Exercise set ▸
1. In the dictionary critique, what name is given to the quantity obtained by taking all positive signs in the determinant's sum of products?
2. Pull out every line of the rows that contains the string "Content".

Extract provided ▸
━━━━

It has no appendices on English usage, mathematical symbols, chemical elements, etc., as are found in many dictionaries—which is fine with me as I rarely use them.

I decided to take a close look at some of the mathematical words in the CED.

determinant n maths: a square array of elements that represents the sum of certain products of these elements, used to solve simultaneous equations, in vector studies, etc.”

This definition has two problems. First, a determinant is the sum, not something that represents the sum. Of, course, one will find in some textbooks statements such as “swapping two rows of a determinant changes its sign”, but it’s odd that this informal usage of determinant as array is the only one mentioned. A second problem is that the determinant is not a sum of products: it is a signed sum of products and it is the permanent (not in this dictionary) that is obtained by taking all positive signs.

matrix n maths a rectangular array of elements set out in rows and columns, used to facilitate the solution of problems, such as transformation of coordinates.”

A matrix is more than just an array: its key characteristic is that it has algebraic operations defined on it.

rounding: n computing a process in which a number is approximated as the closest number that can be expressed using the number of bits or digits available.”

Rounding is not specifically a computing term—it’s more fundamentally a mathematical operation and predates computing. Bits are special cases of digits. And rounding does not have to be to the closest number: in some situations once needs to round to the next larger or smaller number.

index n maths c a subscript or superscript to the right of a variable to express a set of variables, as in using $x_i$ for $x_1$, $x_2$, $x_3$, etc”

An index does not (except maybe in informal usage) express a set, but rather identifies a member of a set.

supercomputer n a powerful computer that can process large quantities of data of a similar type very quickly.”

Supercomputers do mathematical calculations (and are ranked on their speed in doing so), which is not apparent from this definition. I’m also not sure why “of a similar type” is necessary. The PC on which I am typing is a supercomputer according to this definition!

integral n maths the limit of an increasingly large number of increasingly smaller quantities, related to the function that is being integrated (the integrand). The independent variables may be confined within certain limits (definite integral) or in the absence of limits (indefinite integral).”

This seems to be an attempt to state informally the Riemann sum definition of definite integration. Sadly, it’s technically incomplete and sure to baffle anyone who doesn’t already know about Riemann sums. It would have been much better to simply say that integration is the inverse of differentiation. The second sentence is grammatically incorrect.

fractal maths n a figure or surface generated by successive subdivisions of a simpler polygon or polyhedron, according to some iterative process.”

Surely any definition should mention fractional dimension and self-similarity? This definition excludes the fractal that is the boundary of the Mandelbrot set.

━━━━

Given information ▸

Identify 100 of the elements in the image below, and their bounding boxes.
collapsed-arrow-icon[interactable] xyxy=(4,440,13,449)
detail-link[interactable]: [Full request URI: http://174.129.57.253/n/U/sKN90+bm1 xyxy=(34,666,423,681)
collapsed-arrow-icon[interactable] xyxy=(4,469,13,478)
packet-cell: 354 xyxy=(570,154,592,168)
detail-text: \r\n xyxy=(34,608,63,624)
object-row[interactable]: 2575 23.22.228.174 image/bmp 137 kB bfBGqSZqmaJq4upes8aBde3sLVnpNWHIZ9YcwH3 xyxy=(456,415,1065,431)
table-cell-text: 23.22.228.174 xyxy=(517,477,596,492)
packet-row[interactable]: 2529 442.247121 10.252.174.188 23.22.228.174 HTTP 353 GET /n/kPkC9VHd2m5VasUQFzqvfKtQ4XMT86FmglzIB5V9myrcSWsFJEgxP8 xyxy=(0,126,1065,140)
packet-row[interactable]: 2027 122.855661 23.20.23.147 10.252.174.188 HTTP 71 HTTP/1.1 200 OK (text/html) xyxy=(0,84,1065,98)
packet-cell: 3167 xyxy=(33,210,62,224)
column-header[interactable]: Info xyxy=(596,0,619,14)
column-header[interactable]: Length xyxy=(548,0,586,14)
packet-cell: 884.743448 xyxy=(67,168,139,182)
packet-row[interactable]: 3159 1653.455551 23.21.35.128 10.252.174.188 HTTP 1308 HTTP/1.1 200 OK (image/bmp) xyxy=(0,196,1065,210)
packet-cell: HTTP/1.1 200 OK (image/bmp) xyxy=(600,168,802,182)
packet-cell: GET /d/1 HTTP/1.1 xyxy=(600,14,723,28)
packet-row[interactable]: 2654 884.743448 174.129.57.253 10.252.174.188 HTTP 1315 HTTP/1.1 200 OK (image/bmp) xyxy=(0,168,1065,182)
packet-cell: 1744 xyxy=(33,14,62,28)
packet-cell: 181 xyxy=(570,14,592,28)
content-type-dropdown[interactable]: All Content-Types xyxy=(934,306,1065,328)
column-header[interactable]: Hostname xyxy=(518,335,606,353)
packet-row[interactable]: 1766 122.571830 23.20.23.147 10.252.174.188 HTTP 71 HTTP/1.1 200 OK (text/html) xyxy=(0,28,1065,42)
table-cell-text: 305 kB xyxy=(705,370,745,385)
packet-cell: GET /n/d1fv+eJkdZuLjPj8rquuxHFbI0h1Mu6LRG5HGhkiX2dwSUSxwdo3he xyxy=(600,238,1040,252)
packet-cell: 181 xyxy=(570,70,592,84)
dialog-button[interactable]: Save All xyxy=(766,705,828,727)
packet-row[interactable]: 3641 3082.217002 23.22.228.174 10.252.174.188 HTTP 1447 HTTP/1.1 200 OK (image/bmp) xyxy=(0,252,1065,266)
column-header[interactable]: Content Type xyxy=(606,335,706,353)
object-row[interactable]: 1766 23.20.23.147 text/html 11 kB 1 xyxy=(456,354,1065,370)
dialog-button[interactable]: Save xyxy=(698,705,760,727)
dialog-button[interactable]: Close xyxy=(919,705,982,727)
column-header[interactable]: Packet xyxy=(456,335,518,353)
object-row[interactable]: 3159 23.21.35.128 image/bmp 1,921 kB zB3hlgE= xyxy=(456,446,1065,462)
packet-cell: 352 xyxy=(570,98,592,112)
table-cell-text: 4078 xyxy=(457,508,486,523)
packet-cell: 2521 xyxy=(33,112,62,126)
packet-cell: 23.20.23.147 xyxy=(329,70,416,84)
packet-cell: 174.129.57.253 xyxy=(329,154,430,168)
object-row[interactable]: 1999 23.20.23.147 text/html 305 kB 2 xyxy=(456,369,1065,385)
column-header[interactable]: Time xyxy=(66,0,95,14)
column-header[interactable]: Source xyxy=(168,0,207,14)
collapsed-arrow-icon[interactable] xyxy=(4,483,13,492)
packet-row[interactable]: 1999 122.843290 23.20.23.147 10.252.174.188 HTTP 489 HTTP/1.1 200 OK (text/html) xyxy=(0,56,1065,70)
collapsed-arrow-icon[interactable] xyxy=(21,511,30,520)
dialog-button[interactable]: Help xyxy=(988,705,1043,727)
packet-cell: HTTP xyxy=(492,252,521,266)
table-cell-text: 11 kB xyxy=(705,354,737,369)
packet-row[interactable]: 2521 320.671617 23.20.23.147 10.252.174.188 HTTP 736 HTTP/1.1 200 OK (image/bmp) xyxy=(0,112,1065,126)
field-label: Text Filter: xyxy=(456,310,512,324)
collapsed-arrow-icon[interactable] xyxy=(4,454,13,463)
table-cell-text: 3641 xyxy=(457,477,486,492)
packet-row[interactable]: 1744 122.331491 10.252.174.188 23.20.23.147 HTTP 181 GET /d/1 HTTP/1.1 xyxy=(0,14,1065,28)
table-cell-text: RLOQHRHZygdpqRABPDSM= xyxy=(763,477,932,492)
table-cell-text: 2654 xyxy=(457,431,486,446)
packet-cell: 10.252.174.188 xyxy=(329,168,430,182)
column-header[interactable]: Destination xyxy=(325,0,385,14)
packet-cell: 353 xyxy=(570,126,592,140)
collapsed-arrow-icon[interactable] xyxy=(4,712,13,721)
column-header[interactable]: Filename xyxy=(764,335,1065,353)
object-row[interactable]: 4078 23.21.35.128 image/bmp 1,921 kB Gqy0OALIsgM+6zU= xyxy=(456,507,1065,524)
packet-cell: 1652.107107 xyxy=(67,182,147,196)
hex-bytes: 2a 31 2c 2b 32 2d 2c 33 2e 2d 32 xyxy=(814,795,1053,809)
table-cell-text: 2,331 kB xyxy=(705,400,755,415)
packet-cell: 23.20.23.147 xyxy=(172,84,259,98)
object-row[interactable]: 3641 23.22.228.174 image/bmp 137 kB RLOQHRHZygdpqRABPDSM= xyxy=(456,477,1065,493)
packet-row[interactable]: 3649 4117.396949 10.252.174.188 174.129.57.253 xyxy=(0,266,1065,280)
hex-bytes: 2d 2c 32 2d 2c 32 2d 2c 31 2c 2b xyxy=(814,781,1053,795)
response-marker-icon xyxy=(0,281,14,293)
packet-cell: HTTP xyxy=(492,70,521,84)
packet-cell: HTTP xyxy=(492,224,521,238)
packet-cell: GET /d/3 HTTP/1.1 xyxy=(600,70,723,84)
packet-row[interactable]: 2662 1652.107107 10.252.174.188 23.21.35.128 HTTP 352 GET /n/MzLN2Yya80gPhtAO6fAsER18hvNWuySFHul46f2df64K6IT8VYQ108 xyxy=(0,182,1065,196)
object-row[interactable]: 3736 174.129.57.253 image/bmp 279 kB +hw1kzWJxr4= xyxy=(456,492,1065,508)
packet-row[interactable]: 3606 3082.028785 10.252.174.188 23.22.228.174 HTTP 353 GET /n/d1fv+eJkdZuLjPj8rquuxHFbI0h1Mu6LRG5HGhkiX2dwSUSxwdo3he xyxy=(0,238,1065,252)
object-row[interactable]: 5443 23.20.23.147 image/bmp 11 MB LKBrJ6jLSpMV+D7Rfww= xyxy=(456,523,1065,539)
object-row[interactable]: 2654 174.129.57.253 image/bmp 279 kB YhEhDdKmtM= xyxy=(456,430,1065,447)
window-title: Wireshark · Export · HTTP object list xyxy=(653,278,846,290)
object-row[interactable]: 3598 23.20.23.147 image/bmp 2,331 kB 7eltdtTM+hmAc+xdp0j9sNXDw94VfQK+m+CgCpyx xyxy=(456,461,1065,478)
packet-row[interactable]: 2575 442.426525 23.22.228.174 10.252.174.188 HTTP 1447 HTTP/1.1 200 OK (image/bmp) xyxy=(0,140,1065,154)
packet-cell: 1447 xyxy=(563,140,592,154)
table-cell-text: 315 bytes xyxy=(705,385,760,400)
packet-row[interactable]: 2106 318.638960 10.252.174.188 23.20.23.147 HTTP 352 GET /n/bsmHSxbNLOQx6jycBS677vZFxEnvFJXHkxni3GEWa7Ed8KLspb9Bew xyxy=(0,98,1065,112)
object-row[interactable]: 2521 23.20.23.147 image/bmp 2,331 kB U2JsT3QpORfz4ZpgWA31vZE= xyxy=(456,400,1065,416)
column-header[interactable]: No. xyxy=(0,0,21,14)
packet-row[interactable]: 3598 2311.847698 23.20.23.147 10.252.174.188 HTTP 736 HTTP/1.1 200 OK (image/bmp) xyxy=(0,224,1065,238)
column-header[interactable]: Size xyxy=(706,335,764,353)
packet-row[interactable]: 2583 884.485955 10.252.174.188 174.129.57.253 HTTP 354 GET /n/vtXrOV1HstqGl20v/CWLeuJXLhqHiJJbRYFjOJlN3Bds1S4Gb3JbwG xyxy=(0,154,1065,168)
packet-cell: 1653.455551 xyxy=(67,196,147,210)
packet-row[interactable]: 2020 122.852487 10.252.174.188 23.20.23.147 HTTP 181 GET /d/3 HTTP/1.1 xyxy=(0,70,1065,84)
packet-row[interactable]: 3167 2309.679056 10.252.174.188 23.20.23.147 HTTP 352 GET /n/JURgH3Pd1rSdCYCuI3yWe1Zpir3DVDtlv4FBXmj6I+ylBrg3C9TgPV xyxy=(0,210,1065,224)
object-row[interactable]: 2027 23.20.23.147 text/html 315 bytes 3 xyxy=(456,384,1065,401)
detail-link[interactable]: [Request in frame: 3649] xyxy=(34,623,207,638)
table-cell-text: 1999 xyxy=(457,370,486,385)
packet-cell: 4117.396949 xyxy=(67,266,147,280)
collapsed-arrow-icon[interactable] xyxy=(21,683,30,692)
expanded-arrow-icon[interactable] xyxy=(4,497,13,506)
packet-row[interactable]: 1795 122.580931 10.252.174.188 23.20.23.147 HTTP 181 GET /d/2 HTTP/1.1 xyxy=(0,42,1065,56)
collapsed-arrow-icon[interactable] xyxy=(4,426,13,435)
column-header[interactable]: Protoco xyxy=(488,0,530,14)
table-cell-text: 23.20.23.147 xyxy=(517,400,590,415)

━━━━

Answers to each task ▸
1. The permanent.

2.
content-type-dropdown[interactable]: All Content-Types xyxy=(934,306,1065,328)
column-header[interactable]: Content Type xyxy=(606,335,706,353)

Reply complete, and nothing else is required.